_What the task requires:_
Every record below should be printed exactly as given.

_Records from a data collection:_
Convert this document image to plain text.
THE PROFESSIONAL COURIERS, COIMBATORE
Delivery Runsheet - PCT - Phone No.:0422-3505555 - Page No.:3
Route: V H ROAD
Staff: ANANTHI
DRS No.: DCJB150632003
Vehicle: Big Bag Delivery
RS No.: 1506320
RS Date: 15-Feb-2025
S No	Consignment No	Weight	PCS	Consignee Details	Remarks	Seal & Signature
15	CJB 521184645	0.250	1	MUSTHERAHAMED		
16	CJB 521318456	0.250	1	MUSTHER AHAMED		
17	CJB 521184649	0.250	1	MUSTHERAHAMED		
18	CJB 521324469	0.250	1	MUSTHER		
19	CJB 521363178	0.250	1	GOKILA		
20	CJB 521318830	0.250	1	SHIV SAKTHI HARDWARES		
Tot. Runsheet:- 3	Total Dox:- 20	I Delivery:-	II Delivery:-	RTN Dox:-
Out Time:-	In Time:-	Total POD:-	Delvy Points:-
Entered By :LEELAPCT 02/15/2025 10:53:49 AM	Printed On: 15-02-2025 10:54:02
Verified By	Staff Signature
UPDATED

_Answer:_
Convert this document image to plain text.
THE PROFESSIONAL COURIERS, COIMBATORE
Delivery Runsheet - PCT - Phone No.:0422-3505555 - Page No.:3
Route: V H ROAD
Staff: ANANTHI
DRS No.: DCJB150632003
Vehicle: Big Bag Delivery
RS No.: 1506320
RS Date: 15-Feb-2025
S No	Consignment No	Weight	PCS	Consignee Details	Remarks	Seal & Signature
15	CJB 521184645	0.250	1	MUSTHERAHAMED		
16	CJB 521318456	0.250	1	MUSTHER AHAMED		
17	CJB 521184649	0.250	1	MUSTHERAHAMED		
18	CJB 521324469	0.250	1	MUSTHER		
19	CJB 521363178	0.250	1	GOKILA		
20	CJB 521318830	0.250	1	SHIV SAKTHI HARDWARES		
Tot. Runsheet:- 3	Total Dox:- 20	I Delivery:-	II Delivery:-	RTN Dox:-
Out Time:-	In Time:-	Total POD:-	Delvy Points:-
Entered By :LEELAPCT 02/15/2025 10:53:49 AM	Printed On: 15-02-2025 10:54:02
Verified By	Staff Signature
UPDATED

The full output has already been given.